- [THE RECORDS]
▽
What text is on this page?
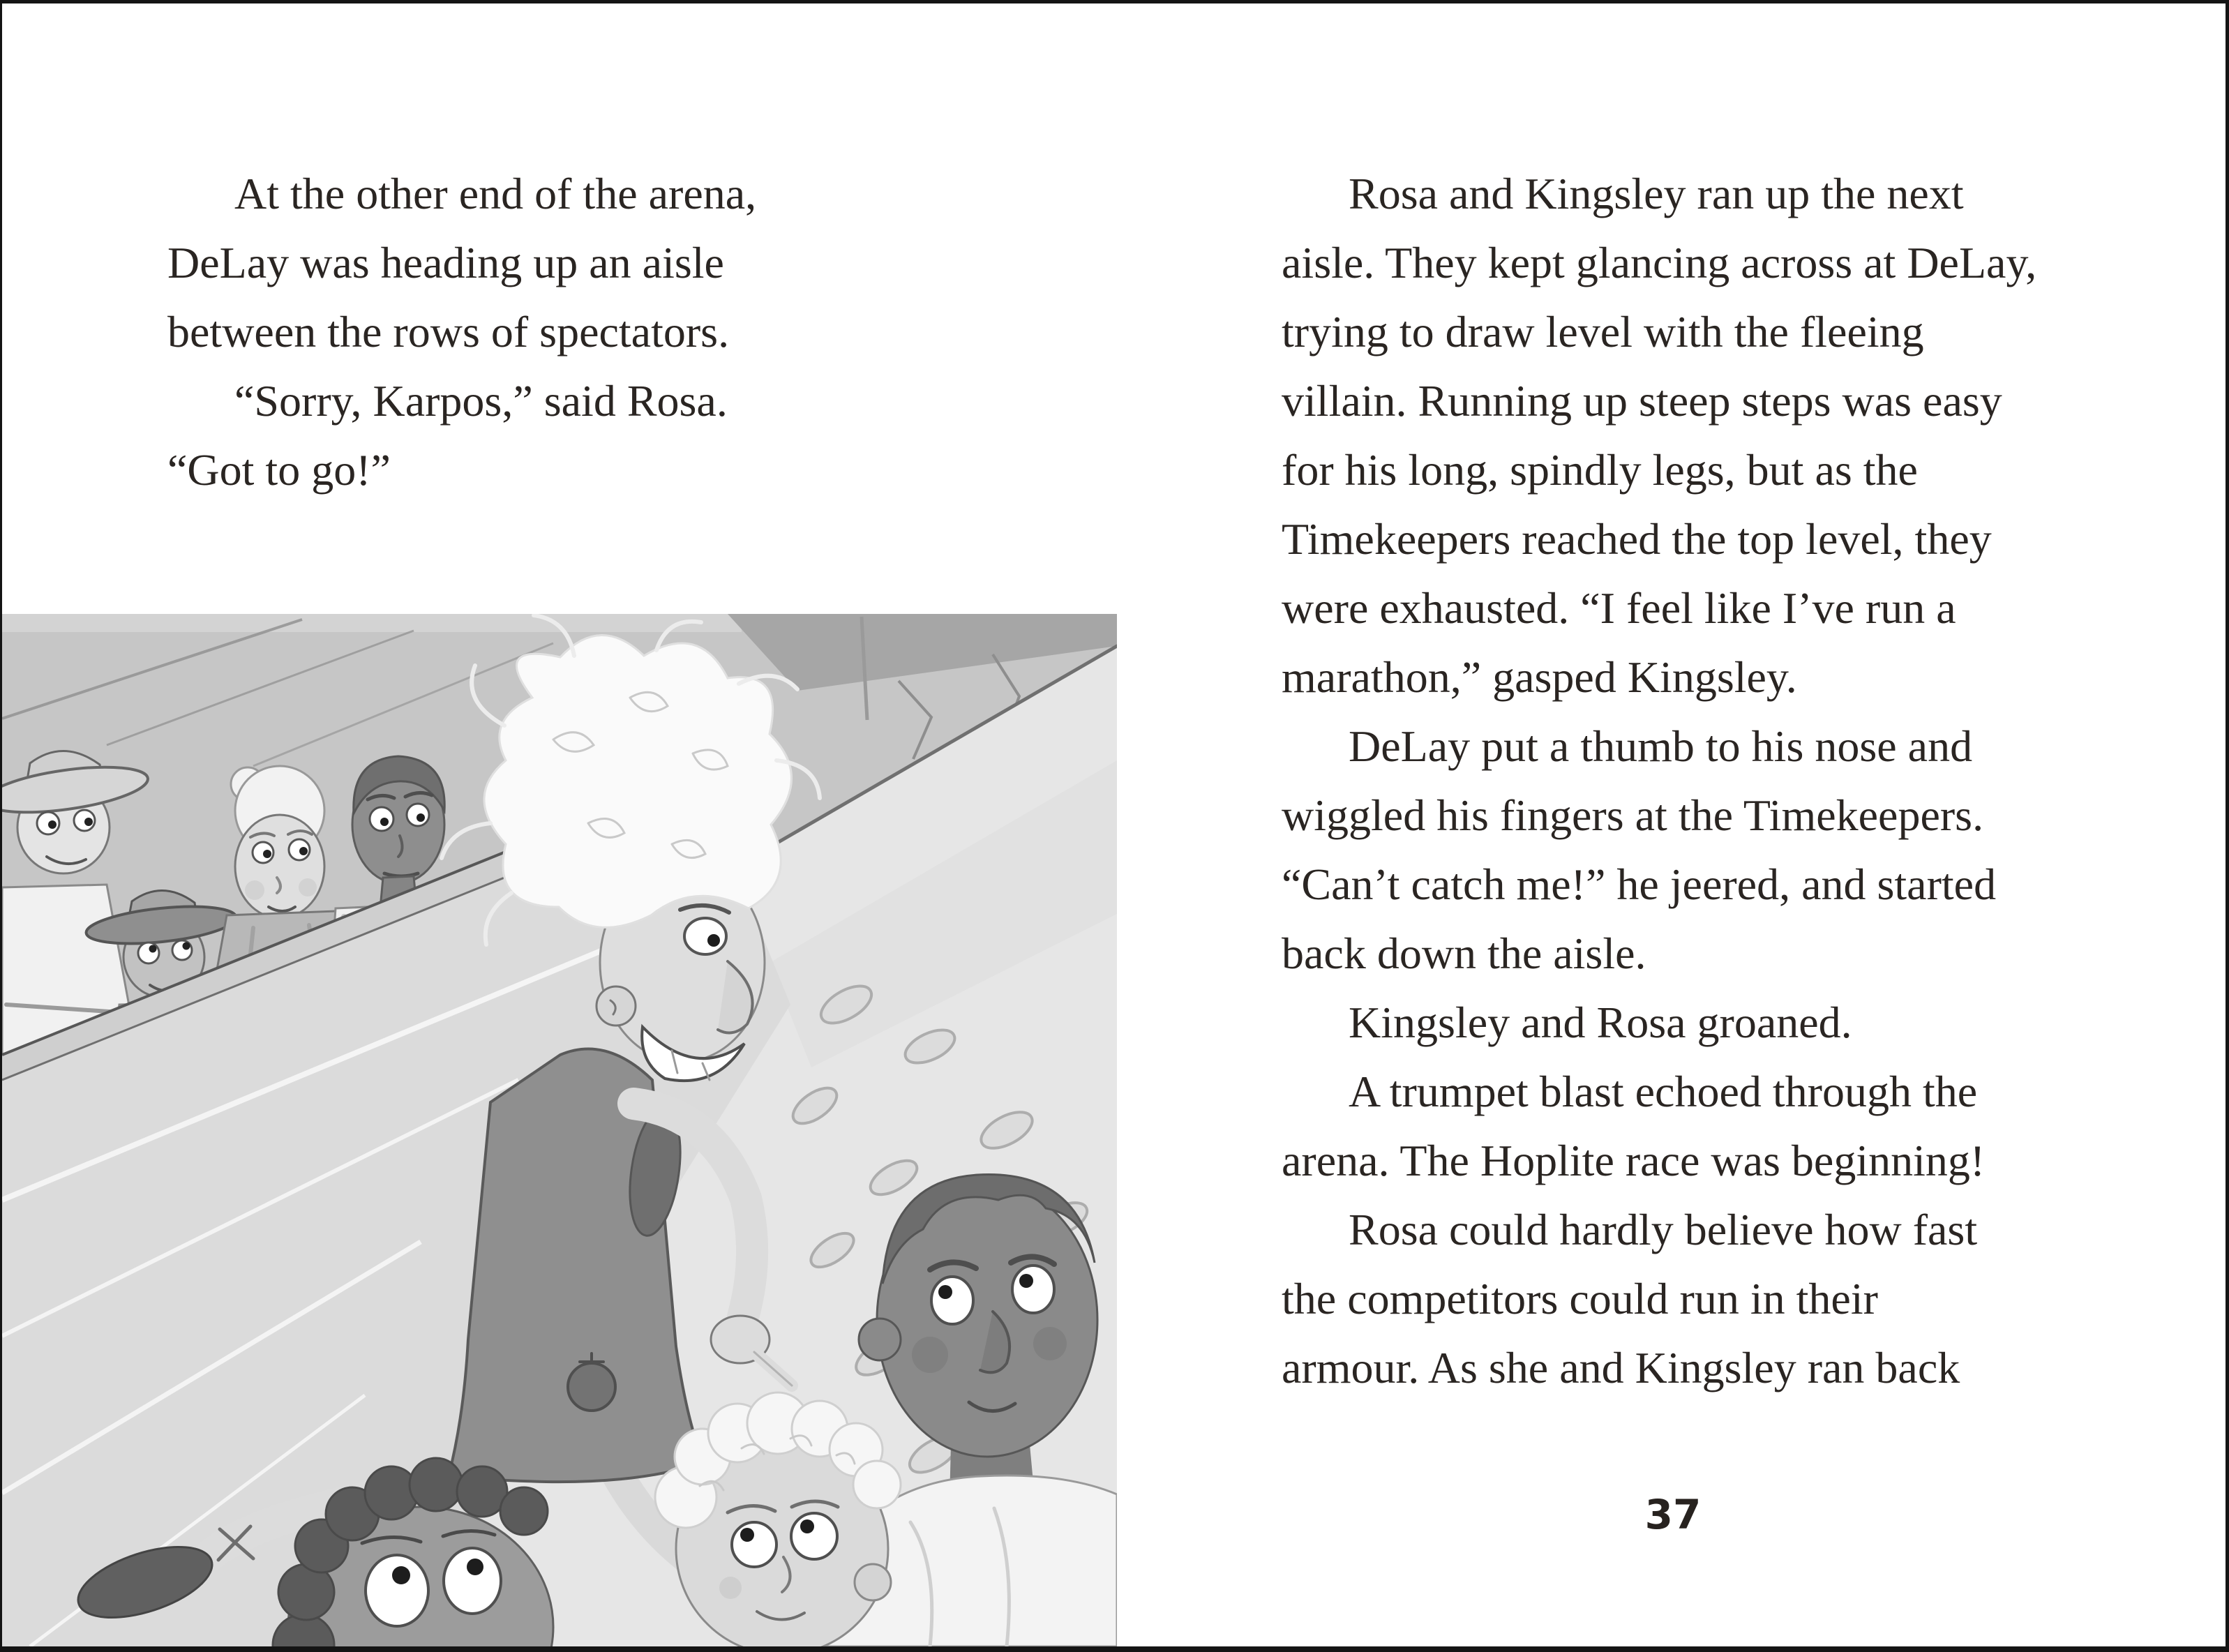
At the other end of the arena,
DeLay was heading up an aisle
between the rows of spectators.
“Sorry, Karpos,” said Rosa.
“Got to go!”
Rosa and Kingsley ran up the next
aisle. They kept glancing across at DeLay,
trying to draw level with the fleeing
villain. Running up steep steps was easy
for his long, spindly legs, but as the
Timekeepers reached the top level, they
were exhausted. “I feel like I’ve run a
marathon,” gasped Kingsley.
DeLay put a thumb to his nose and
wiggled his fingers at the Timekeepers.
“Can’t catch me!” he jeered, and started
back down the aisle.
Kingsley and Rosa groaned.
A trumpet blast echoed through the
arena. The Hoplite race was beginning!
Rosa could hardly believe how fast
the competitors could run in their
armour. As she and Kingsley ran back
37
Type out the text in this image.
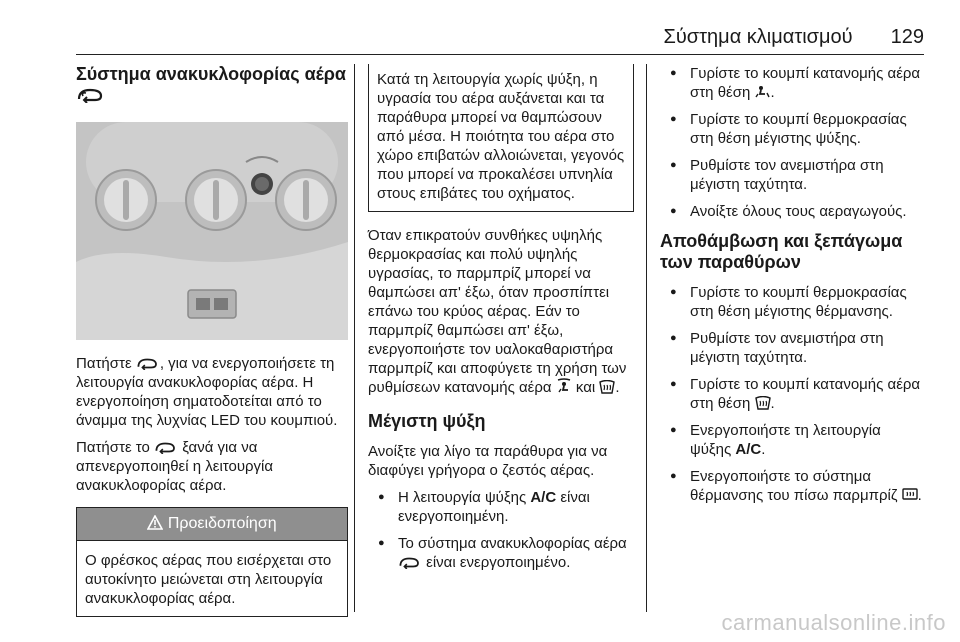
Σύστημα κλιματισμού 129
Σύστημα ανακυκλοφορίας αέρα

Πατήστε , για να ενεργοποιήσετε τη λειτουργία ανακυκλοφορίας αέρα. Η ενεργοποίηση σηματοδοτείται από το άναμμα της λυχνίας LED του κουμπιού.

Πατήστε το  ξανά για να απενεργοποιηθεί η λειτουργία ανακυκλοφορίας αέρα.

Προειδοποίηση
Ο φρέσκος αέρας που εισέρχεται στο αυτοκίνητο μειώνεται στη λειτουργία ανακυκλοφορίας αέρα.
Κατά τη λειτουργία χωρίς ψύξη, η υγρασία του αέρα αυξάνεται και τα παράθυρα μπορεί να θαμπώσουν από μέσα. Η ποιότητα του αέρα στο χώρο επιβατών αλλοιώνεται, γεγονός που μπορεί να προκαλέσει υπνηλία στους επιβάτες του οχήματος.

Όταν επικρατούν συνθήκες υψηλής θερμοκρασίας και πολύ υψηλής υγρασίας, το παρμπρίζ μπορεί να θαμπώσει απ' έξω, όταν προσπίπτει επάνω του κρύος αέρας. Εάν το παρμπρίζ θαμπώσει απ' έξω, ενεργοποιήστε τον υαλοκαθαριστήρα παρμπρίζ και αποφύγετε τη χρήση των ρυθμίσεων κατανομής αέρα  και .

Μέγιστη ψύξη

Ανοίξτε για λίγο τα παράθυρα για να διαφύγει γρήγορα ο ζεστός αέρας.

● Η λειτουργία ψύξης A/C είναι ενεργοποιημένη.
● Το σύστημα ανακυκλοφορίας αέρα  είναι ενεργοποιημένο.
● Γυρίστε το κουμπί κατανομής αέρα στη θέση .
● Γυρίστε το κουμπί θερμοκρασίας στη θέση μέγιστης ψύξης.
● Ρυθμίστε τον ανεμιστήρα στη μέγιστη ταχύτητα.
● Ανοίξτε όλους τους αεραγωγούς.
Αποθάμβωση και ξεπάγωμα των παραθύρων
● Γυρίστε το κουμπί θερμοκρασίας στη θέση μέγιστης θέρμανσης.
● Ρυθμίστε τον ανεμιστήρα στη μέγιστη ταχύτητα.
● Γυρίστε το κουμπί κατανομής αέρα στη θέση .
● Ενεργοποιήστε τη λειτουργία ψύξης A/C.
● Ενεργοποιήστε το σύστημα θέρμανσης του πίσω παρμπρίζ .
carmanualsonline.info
△
- [AIM OF THE EXERCISE]
Report only the number of lines that hold the string "level" in this listing.

- [RESPONSE]
2